+++ Records for this task +++

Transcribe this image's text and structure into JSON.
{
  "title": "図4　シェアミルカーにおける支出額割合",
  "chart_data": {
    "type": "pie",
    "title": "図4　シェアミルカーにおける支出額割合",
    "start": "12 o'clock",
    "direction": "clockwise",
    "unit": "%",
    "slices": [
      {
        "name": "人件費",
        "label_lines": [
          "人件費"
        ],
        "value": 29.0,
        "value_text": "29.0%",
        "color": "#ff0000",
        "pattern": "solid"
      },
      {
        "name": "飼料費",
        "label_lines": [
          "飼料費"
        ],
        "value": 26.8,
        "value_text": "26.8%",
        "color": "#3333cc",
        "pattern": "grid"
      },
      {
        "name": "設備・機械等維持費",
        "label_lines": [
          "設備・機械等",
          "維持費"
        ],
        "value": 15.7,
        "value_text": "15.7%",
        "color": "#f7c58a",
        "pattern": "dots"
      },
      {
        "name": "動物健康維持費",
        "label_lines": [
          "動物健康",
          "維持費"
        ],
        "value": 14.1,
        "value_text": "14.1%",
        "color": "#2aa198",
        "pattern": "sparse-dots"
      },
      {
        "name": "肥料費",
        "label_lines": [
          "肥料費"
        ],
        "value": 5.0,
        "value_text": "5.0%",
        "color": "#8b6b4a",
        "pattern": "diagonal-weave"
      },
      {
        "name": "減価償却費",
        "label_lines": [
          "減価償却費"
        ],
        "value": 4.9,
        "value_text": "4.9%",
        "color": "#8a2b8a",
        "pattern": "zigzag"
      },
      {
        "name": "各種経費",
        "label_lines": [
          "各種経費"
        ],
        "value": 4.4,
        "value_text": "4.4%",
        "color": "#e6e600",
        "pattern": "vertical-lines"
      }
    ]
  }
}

+++

__Your task__
Out of the material above, select every line that holds the string "title".

__The solution__
  "title": "図4　シェアミルカーにおける支出額割合",
    "title": "図4　シェアミルカーにおける支出額割合",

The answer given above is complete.